:: PROBLEM TO WORK ON ::
Write out all the data again, exactly as it stands.

Records

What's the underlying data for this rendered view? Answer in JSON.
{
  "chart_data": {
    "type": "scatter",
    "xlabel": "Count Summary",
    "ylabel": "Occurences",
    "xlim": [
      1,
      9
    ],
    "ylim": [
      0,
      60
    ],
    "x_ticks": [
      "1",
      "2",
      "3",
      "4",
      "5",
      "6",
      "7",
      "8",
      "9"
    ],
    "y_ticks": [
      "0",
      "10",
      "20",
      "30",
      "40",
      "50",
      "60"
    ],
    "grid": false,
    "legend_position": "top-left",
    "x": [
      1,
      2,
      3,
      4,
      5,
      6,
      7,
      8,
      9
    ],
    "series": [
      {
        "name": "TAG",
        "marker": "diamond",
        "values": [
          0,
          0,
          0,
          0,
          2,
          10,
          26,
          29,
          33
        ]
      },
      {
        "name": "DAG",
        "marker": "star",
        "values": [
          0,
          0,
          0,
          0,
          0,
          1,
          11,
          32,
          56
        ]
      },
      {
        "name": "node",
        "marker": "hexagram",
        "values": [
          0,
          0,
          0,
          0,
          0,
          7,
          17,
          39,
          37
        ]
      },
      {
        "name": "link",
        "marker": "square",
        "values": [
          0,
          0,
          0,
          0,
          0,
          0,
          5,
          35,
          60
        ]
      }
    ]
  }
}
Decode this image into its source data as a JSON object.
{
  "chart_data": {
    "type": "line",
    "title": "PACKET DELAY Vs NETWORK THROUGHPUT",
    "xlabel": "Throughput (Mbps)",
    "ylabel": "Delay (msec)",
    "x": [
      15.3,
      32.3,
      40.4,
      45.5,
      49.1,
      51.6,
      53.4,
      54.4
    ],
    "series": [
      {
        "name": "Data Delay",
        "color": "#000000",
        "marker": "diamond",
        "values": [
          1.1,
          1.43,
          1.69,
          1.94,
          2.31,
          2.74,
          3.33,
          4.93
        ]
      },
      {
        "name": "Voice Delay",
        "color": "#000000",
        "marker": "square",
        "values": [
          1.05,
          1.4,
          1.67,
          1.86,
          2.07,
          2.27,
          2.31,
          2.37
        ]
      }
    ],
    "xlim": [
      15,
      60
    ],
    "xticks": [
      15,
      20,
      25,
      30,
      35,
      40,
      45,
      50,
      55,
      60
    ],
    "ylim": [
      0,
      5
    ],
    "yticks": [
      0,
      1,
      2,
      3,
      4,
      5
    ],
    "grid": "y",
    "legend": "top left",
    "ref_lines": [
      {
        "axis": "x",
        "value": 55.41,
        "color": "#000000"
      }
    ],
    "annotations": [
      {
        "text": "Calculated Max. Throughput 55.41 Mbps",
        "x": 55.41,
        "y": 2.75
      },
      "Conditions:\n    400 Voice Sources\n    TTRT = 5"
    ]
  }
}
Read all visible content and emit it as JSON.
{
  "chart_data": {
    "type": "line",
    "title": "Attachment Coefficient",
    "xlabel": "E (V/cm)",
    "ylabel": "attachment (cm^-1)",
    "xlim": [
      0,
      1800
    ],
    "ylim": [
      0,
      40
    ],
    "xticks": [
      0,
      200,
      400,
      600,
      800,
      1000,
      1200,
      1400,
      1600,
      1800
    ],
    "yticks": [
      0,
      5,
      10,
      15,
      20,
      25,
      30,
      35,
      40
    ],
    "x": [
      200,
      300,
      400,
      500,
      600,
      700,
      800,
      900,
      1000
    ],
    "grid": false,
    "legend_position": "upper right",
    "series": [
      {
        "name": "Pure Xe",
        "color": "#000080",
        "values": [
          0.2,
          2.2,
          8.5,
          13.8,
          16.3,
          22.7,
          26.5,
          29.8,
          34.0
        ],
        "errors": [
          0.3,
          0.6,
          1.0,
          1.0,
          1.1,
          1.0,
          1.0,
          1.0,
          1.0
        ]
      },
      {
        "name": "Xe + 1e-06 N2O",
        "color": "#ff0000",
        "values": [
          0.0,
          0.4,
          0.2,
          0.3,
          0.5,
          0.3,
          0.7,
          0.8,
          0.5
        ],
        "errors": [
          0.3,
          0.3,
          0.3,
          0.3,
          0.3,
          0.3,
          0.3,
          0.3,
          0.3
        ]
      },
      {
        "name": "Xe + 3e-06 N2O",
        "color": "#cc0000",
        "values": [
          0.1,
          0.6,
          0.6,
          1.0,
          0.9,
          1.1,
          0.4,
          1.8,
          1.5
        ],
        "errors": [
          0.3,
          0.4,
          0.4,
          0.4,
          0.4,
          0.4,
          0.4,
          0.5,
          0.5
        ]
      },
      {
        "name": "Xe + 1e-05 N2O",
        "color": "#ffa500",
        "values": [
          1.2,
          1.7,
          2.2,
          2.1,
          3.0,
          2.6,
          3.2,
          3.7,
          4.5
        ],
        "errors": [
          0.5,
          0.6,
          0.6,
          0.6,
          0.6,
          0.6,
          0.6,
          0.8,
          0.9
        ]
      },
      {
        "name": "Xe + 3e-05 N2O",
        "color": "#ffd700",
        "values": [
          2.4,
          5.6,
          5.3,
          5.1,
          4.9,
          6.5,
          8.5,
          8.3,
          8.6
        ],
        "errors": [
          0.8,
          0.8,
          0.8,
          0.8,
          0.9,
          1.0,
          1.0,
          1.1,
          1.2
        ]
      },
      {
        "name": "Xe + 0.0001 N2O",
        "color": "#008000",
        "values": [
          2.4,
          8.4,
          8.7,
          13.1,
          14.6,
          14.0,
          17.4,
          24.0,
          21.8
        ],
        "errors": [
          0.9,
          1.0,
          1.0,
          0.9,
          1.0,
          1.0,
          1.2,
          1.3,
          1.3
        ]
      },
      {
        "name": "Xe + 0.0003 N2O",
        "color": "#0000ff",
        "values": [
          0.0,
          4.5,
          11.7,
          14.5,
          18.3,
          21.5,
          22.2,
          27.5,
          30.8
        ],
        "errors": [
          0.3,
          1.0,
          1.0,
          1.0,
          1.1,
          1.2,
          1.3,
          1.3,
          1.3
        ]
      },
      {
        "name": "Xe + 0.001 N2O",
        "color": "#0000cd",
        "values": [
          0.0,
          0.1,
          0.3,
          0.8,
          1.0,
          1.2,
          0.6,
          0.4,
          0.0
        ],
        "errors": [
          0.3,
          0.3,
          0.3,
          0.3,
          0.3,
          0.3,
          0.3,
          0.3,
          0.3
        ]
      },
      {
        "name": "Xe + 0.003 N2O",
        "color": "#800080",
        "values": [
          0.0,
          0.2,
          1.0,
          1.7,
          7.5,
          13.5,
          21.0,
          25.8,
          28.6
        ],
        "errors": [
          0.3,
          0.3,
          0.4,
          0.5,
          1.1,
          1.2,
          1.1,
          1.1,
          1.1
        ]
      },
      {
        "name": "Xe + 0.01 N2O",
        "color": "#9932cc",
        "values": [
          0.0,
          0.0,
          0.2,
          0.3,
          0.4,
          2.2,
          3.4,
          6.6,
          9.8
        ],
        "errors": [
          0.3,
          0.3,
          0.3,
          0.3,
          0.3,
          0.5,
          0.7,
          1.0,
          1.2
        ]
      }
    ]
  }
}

:: ANSWER IN FULL ::
What's the underlying data for this rendered view? Answer in JSON.
{
  "chart_data": {
    "type": "scatter",
    "xlabel": "Count Summary",
    "ylabel": "Occurences",
    "xlim": [
      1,
      9
    ],
    "ylim": [
      0,
      60
    ],
    "x_ticks": [
      "1",
      "2",
      "3",
      "4",
      "5",
      "6",
      "7",
      "8",
      "9"
    ],
    "y_ticks": [
      "0",
      "10",
      "20",
      "30",
      "40",
      "50",
      "60"
    ],
    "grid": false,
    "legend_position": "top-left",
    "x": [
      1,
      2,
      3,
      4,
      5,
      6,
      7,
      8,
      9
    ],
    "series": [
      {
        "name": "TAG",
        "marker": "diamond",
        "values": [
          0,
          0,
          0,
          0,
          2,
          10,
          26,
          29,
          33
        ]
      },
      {
        "name": "DAG",
        "marker": "star",
        "values": [
          0,
          0,
          0,
          0,
          0,
          1,
          11,
          32,
          56
        ]
      },
      {
        "name": "node",
        "marker": "hexagram",
        "values": [
          0,
          0,
          0,
          0,
          0,
          7,
          17,
          39,
          37
        ]
      },
      {
        "name": "link",
        "marker": "square",
        "values": [
          0,
          0,
          0,
          0,
          0,
          0,
          5,
          35,
          60
        ]
      }
    ]
  }
}
Decode this image into its source data as a JSON object.
{
  "chart_data": {
    "type": "line",
    "title": "PACKET DELAY Vs NETWORK THROUGHPUT",
    "xlabel": "Throughput (Mbps)",
    "ylabel": "Delay (msec)",
    "x": [
      15.3,
      32.3,
      40.4,
      45.5,
      49.1,
      51.6,
      53.4,
      54.4
    ],
    "series": [
      {
        "name": "Data Delay",
        "color": "#000000",
        "marker": "diamond",
        "values": [
          1.1,
          1.43,
          1.69,
          1.94,
          2.31,
          2.74,
          3.33,
          4.93
        ]
      },
      {
        "name": "Voice Delay",
        "color": "#000000",
        "marker": "square",
        "values": [
          1.05,
          1.4,
          1.67,
          1.86,
          2.07,
          2.27,
          2.31,
          2.37
        ]
      }
    ],
    "xlim": [
      15,
      60
    ],
    "xticks": [
      15,
      20,
      25,
      30,
      35,
      40,
      45,
      50,
      55,
      60
    ],
    "ylim": [
      0,
      5
    ],
    "yticks": [
      0,
      1,
      2,
      3,
      4,
      5
    ],
    "grid": "y",
    "legend": "top left",
    "ref_lines": [
      {
        "axis": "x",
        "value": 55.41,
        "color": "#000000"
      }
    ],
    "annotations": [
      {
        "text": "Calculated Max. Throughput 55.41 Mbps",
        "x": 55.41,
        "y": 2.75
      },
      "Conditions:\n    400 Voice Sources\n    TTRT = 5"
    ]
  }
}
Read all visible content and emit it as JSON.
{
  "chart_data": {
    "type": "line",
    "title": "Attachment Coefficient",
    "xlabel": "E (V/cm)",
    "ylabel": "attachment (cm^-1)",
    "xlim": [
      0,
      1800
    ],
    "ylim": [
      0,
      40
    ],
    "xticks": [
      0,
      200,
      400,
      600,
      800,
      1000,
      1200,
      1400,
      1600,
      1800
    ],
    "yticks": [
      0,
      5,
      10,
      15,
      20,
      25,
      30,
      35,
      40
    ],
    "x": [
      200,
      300,
      400,
      500,
      600,
      700,
      800,
      900,
      1000
    ],
    "grid": false,
    "legend_position": "upper right",
    "series": [
      {
        "name": "Pure Xe",
        "color": "#000080",
        "values": [
          0.2,
          2.2,
          8.5,
          13.8,
          16.3,
          22.7,
          26.5,
          29.8,
          34.0
        ],
        "errors": [
          0.3,
          0.6,
          1.0,
          1.0,
          1.1,
          1.0,
          1.0,
          1.0,
          1.0
        ]
      },
      {
        "name": "Xe + 1e-06 N2O",
        "color": "#ff0000",
        "values": [
          0.0,
          0.4,
          0.2,
          0.3,
          0.5,
          0.3,
          0.7,
          0.8,
          0.5
        ],
        "errors": [
          0.3,
          0.3,
          0.3,
          0.3,
          0.3,
          0.3,
          0.3,
          0.3,
          0.3
        ]
      },
      {
        "name": "Xe + 3e-06 N2O",
        "color": "#cc0000",
        "values": [
          0.1,
          0.6,
          0.6,
          1.0,
          0.9,
          1.1,
          0.4,
          1.8,
          1.5
        ],
        "errors": [
          0.3,
          0.4,
          0.4,
          0.4,
          0.4,
          0.4,
          0.4,
          0.5,
          0.5
        ]
      },
      {
        "name": "Xe + 1e-05 N2O",
        "color": "#ffa500",
        "values": [
          1.2,
          1.7,
          2.2,
          2.1,
          3.0,
          2.6,
          3.2,
          3.7,
          4.5
        ],
        "errors": [
          0.5,
          0.6,
          0.6,
          0.6,
          0.6,
          0.6,
          0.6,
          0.8,
          0.9
        ]
      },
      {
        "name": "Xe + 3e-05 N2O",
        "color": "#ffd700",
        "values": [
          2.4,
          5.6,
          5.3,
          5.1,
          4.9,
          6.5,
          8.5,
          8.3,
          8.6
        ],
        "errors": [
          0.8,
          0.8,
          0.8,
          0.8,
          0.9,
          1.0,
          1.0,
          1.1,
          1.2
        ]
      },
      {
        "name": "Xe + 0.0001 N2O",
        "color": "#008000",
        "values": [
          2.4,
          8.4,
          8.7,
          13.1,
          14.6,
          14.0,
          17.4,
          24.0,
          21.8
        ],
        "errors": [
          0.9,
          1.0,
          1.0,
          0.9,
          1.0,
          1.0,
          1.2,
          1.3,
          1.3
        ]
      },
      {
        "name": "Xe + 0.0003 N2O",
        "color": "#0000ff",
        "values": [
          0.0,
          4.5,
          11.7,
          14.5,
          18.3,
          21.5,
          22.2,
          27.5,
          30.8
        ],
        "errors": [
          0.3,
          1.0,
          1.0,
          1.0,
          1.1,
          1.2,
          1.3,
          1.3,
          1.3
        ]
      },
      {
        "name": "Xe + 0.001 N2O",
        "color": "#0000cd",
        "values": [
          0.0,
          0.1,
          0.3,
          0.8,
          1.0,
          1.2,
          0.6,
          0.4,
          0.0
        ],
        "errors": [
          0.3,
          0.3,
          0.3,
          0.3,
          0.3,
          0.3,
          0.3,
          0.3,
          0.3
        ]
      },
      {
        "name": "Xe + 0.003 N2O",
        "color": "#800080",
        "values": [
          0.0,
          0.2,
          1.0,
          1.7,
          7.5,
          13.5,
          21.0,
          25.8,
          28.6
        ],
        "errors": [
          0.3,
          0.3,
          0.4,
          0.5,
          1.1,
          1.2,
          1.1,
          1.1,
          1.1
        ]
      },
      {
        "name": "Xe + 0.01 N2O",
        "color": "#9932cc",
        "values": [
          0.0,
          0.0,
          0.2,
          0.3,
          0.4,
          2.2,
          3.4,
          6.6,
          9.8
        ],
        "errors": [
          0.3,
          0.3,
          0.3,
          0.3,
          0.3,
          0.5,
          0.7,
          1.0,
          1.2
        ]
      }
    ]
  }
}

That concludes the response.